## The problem
The records below are to be repeated in full, exactly as they are.

## Dataset extract
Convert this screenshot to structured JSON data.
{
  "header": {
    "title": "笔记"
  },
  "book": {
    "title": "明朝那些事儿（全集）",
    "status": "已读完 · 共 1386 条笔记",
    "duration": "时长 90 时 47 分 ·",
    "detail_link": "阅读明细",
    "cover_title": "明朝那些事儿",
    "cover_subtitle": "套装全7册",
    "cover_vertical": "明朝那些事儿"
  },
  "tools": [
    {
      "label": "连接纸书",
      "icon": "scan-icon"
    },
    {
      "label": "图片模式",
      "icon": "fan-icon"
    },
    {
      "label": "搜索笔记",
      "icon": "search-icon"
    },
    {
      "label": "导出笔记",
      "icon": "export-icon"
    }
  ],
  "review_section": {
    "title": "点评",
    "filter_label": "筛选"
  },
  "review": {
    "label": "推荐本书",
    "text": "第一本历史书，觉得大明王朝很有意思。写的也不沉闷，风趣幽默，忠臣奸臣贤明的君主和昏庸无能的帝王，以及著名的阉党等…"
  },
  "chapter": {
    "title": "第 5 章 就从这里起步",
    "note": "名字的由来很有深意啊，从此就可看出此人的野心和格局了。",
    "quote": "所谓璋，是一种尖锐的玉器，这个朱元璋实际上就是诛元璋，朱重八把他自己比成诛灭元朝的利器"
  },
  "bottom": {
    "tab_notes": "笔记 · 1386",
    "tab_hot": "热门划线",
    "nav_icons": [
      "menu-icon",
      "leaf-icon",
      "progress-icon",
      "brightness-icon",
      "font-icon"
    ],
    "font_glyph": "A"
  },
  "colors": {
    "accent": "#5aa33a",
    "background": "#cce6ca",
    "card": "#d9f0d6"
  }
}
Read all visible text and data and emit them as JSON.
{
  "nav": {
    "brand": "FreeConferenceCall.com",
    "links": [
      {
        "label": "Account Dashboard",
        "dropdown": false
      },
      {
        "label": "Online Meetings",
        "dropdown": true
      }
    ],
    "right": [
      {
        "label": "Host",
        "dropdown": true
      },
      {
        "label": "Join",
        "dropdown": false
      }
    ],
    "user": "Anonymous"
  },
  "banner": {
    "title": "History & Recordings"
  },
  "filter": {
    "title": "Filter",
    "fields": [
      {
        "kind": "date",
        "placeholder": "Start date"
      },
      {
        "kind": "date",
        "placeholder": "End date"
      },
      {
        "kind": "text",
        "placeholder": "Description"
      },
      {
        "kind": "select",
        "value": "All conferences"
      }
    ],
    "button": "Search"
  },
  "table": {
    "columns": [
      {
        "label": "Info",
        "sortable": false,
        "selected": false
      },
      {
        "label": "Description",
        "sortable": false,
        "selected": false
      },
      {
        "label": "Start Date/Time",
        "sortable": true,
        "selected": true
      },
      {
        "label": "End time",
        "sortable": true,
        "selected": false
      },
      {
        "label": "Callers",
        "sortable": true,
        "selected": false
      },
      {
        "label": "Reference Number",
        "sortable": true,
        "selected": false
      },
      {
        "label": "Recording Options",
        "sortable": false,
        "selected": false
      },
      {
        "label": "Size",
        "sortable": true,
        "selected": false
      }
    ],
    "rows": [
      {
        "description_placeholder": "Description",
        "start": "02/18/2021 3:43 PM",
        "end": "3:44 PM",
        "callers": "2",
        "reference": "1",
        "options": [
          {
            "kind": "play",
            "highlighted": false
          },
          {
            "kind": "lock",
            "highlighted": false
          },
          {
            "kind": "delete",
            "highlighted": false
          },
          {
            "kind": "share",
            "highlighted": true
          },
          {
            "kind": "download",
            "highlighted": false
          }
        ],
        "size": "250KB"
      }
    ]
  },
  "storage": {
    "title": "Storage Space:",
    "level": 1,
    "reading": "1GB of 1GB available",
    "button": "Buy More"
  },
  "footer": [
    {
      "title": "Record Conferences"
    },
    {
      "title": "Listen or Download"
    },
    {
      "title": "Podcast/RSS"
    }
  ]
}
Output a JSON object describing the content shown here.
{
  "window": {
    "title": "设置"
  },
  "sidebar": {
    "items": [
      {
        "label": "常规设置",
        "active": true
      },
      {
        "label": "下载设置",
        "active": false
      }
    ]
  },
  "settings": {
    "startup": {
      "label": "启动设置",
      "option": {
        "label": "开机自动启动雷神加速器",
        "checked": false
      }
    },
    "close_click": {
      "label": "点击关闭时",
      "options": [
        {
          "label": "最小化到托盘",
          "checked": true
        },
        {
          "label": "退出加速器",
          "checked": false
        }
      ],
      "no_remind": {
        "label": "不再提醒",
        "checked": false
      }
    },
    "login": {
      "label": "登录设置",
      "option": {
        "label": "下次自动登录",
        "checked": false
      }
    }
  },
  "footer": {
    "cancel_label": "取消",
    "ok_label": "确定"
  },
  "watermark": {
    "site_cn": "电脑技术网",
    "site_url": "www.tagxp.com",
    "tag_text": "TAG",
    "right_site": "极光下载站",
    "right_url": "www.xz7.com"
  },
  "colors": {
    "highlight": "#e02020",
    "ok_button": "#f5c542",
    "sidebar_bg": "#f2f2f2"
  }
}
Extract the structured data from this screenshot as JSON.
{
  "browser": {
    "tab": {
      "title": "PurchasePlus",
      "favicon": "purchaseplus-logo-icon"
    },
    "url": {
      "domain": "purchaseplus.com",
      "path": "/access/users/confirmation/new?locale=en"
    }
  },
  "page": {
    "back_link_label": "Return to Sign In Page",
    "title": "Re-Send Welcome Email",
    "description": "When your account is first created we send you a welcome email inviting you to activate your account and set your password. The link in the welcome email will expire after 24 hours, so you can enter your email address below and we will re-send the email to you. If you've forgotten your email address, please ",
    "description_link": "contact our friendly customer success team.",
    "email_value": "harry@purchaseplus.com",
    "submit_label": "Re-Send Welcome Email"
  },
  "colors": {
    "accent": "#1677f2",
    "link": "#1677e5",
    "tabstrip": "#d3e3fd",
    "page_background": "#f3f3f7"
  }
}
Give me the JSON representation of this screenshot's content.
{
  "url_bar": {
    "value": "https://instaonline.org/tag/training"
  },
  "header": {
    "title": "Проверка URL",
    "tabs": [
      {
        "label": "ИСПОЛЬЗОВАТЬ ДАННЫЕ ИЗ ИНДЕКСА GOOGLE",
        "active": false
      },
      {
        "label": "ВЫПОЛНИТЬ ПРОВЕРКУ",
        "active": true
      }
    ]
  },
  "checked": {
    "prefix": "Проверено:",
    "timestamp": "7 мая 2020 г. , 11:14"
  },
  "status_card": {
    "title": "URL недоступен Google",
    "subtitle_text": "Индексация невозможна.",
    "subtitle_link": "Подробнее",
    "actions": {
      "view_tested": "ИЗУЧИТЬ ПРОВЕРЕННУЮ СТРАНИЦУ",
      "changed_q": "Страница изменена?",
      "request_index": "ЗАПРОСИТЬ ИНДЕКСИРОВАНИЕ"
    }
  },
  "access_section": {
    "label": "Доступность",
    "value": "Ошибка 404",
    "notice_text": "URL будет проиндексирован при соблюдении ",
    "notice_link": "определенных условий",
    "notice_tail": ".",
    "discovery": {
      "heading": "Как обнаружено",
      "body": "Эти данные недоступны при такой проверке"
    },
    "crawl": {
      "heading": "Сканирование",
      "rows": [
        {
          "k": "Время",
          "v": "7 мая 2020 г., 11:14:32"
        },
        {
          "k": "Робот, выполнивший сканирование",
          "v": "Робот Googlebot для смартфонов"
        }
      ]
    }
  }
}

## The completed task
Convert this screenshot to structured JSON data.
{
  "header": {
    "title": "笔记"
  },
  "book": {
    "title": "明朝那些事儿（全集）",
    "status": "已读完 · 共 1386 条笔记",
    "duration": "时长 90 时 47 分 ·",
    "detail_link": "阅读明细",
    "cover_title": "明朝那些事儿",
    "cover_subtitle": "套装全7册",
    "cover_vertical": "明朝那些事儿"
  },
  "tools": [
    {
      "label": "连接纸书",
      "icon": "scan-icon"
    },
    {
      "label": "图片模式",
      "icon": "fan-icon"
    },
    {
      "label": "搜索笔记",
      "icon": "search-icon"
    },
    {
      "label": "导出笔记",
      "icon": "export-icon"
    }
  ],
  "review_section": {
    "title": "点评",
    "filter_label": "筛选"
  },
  "review": {
    "label": "推荐本书",
    "text": "第一本历史书，觉得大明王朝很有意思。写的也不沉闷，风趣幽默，忠臣奸臣贤明的君主和昏庸无能的帝王，以及著名的阉党等…"
  },
  "chapter": {
    "title": "第 5 章 就从这里起步",
    "note": "名字的由来很有深意啊，从此就可看出此人的野心和格局了。",
    "quote": "所谓璋，是一种尖锐的玉器，这个朱元璋实际上就是诛元璋，朱重八把他自己比成诛灭元朝的利器"
  },
  "bottom": {
    "tab_notes": "笔记 · 1386",
    "tab_hot": "热门划线",
    "nav_icons": [
      "menu-icon",
      "leaf-icon",
      "progress-icon",
      "brightness-icon",
      "font-icon"
    ],
    "font_glyph": "A"
  },
  "colors": {
    "accent": "#5aa33a",
    "background": "#cce6ca",
    "card": "#d9f0d6"
  }
}
Read all visible text and data and emit them as JSON.
{
  "nav": {
    "brand": "FreeConferenceCall.com",
    "links": [
      {
        "label": "Account Dashboard",
        "dropdown": false
      },
      {
        "label": "Online Meetings",
        "dropdown": true
      }
    ],
    "right": [
      {
        "label": "Host",
        "dropdown": true
      },
      {
        "label": "Join",
        "dropdown": false
      }
    ],
    "user": "Anonymous"
  },
  "banner": {
    "title": "History & Recordings"
  },
  "filter": {
    "title": "Filter",
    "fields": [
      {
        "kind": "date",
        "placeholder": "Start date"
      },
      {
        "kind": "date",
        "placeholder": "End date"
      },
      {
        "kind": "text",
        "placeholder": "Description"
      },
      {
        "kind": "select",
        "value": "All conferences"
      }
    ],
    "button": "Search"
  },
  "table": {
    "columns": [
      {
        "label": "Info",
        "sortable": false,
        "selected": false
      },
      {
        "label": "Description",
        "sortable": false,
        "selected": false
      },
      {
        "label": "Start Date/Time",
        "sortable": true,
        "selected": true
      },
      {
        "label": "End time",
        "sortable": true,
        "selected": false
      },
      {
        "label": "Callers",
        "sortable": true,
        "selected": false
      },
      {
        "label": "Reference Number",
        "sortable": true,
        "selected": false
      },
      {
        "label": "Recording Options",
        "sortable": false,
        "selected": false
      },
      {
        "label": "Size",
        "sortable": true,
        "selected": false
      }
    ],
    "rows": [
      {
        "description_placeholder": "Description",
        "start": "02/18/2021 3:43 PM",
        "end": "3:44 PM",
        "callers": "2",
        "reference": "1",
        "options": [
          {
            "kind": "play",
            "highlighted": false
          },
          {
            "kind": "lock",
            "highlighted": false
          },
          {
            "kind": "delete",
            "highlighted": false
          },
          {
            "kind": "share",
            "highlighted": true
          },
          {
            "kind": "download",
            "highlighted": false
          }
        ],
        "size": "250KB"
      }
    ]
  },
  "storage": {
    "title": "Storage Space:",
    "level": 1,
    "reading": "1GB of 1GB available",
    "button": "Buy More"
  },
  "footer": [
    {
      "title": "Record Conferences"
    },
    {
      "title": "Listen or Download"
    },
    {
      "title": "Podcast/RSS"
    }
  ]
}
Output a JSON object describing the content shown here.
{
  "window": {
    "title": "设置"
  },
  "sidebar": {
    "items": [
      {
        "label": "常规设置",
        "active": true
      },
      {
        "label": "下载设置",
        "active": false
      }
    ]
  },
  "settings": {
    "startup": {
      "label": "启动设置",
      "option": {
        "label": "开机自动启动雷神加速器",
        "checked": false
      }
    },
    "close_click": {
      "label": "点击关闭时",
      "options": [
        {
          "label": "最小化到托盘",
          "checked": true
        },
        {
          "label": "退出加速器",
          "checked": false
        }
      ],
      "no_remind": {
        "label": "不再提醒",
        "checked": false
      }
    },
    "login": {
      "label": "登录设置",
      "option": {
        "label": "下次自动登录",
        "checked": false
      }
    }
  },
  "footer": {
    "cancel_label": "取消",
    "ok_label": "确定"
  },
  "watermark": {
    "site_cn": "电脑技术网",
    "site_url": "www.tagxp.com",
    "tag_text": "TAG",
    "right_site": "极光下载站",
    "right_url": "www.xz7.com"
  },
  "colors": {
    "highlight": "#e02020",
    "ok_button": "#f5c542",
    "sidebar_bg": "#f2f2f2"
  }
}
Extract the structured data from this screenshot as JSON.
{
  "browser": {
    "tab": {
      "title": "PurchasePlus",
      "favicon": "purchaseplus-logo-icon"
    },
    "url": {
      "domain": "purchaseplus.com",
      "path": "/access/users/confirmation/new?locale=en"
    }
  },
  "page": {
    "back_link_label": "Return to Sign In Page",
    "title": "Re-Send Welcome Email",
    "description": "When your account is first created we send you a welcome email inviting you to activate your account and set your password. The link in the welcome email will expire after 24 hours, so you can enter your email address below and we will re-send the email to you. If you've forgotten your email address, please ",
    "description_link": "contact our friendly customer success team.",
    "email_value": "harry@purchaseplus.com",
    "submit_label": "Re-Send Welcome Email"
  },
  "colors": {
    "accent": "#1677f2",
    "link": "#1677e5",
    "tabstrip": "#d3e3fd",
    "page_background": "#f3f3f7"
  }
}
Give me the JSON representation of this screenshot's content.
{
  "url_bar": {
    "value": "https://instaonline.org/tag/training"
  },
  "header": {
    "title": "Проверка URL",
    "tabs": [
      {
        "label": "ИСПОЛЬЗОВАТЬ ДАННЫЕ ИЗ ИНДЕКСА GOOGLE",
        "active": false
      },
      {
        "label": "ВЫПОЛНИТЬ ПРОВЕРКУ",
        "active": true
      }
    ]
  },
  "checked": {
    "prefix": "Проверено:",
    "timestamp": "7 мая 2020 г. , 11:14"
  },
  "status_card": {
    "title": "URL недоступен Google",
    "subtitle_text": "Индексация невозможна.",
    "subtitle_link": "Подробнее",
    "actions": {
      "view_tested": "ИЗУЧИТЬ ПРОВЕРЕННУЮ СТРАНИЦУ",
      "changed_q": "Страница изменена?",
      "request_index": "ЗАПРОСИТЬ ИНДЕКСИРОВАНИЕ"
    }
  },
  "access_section": {
    "label": "Доступность",
    "value": "Ошибка 404",
    "notice_text": "URL будет проиндексирован при соблюдении ",
    "notice_link": "определенных условий",
    "notice_tail": ".",
    "discovery": {
      "heading": "Как обнаружено",
      "body": "Эти данные недоступны при такой проверке"
    },
    "crawl": {
      "heading": "Сканирование",
      "rows": [
        {
          "k": "Время",
          "v": "7 мая 2020 г., 11:14:32"
        },
        {
          "k": "Робот, выполнивший сканирование",
          "v": "Робот Googlebot для смартфонов"
        }
      ]
    }
  }
}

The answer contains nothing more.